• _PROBLEM DESCRIPTION_
Tally the lines in the items below that contain the string "Vänsterpartiet", matching case exactly, and reply with only the number.

• _Dataset excerpt_
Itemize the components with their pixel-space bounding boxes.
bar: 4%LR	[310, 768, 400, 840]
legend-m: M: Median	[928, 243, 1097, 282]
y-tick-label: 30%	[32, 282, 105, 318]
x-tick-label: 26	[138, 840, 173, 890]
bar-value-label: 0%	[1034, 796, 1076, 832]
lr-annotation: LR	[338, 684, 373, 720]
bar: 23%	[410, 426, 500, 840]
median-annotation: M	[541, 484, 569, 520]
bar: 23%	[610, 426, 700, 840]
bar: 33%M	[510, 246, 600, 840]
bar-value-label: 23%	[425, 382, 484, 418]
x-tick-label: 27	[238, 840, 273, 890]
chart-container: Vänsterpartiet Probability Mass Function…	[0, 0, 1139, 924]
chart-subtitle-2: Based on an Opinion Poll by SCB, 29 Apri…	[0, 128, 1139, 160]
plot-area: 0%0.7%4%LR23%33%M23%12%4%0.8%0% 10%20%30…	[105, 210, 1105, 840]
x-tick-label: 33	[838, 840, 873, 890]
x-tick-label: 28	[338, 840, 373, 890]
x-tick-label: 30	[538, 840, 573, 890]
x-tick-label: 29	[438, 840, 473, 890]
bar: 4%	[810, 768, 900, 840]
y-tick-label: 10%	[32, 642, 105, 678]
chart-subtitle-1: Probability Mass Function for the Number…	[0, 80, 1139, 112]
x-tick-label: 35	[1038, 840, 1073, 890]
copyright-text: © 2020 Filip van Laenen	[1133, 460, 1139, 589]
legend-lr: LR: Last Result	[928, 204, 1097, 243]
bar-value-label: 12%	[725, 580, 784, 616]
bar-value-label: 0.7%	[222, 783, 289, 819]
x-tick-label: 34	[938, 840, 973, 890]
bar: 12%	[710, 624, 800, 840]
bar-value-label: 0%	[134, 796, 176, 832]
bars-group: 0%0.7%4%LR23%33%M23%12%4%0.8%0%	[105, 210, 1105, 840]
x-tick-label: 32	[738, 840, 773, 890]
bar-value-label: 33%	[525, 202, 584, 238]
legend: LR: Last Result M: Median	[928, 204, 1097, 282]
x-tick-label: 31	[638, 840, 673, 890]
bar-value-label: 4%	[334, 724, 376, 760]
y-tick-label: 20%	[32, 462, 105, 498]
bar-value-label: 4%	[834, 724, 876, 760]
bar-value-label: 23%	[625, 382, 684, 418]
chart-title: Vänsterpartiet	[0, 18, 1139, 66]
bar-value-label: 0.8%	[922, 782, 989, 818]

• _WRITTEN RESPONSE_
2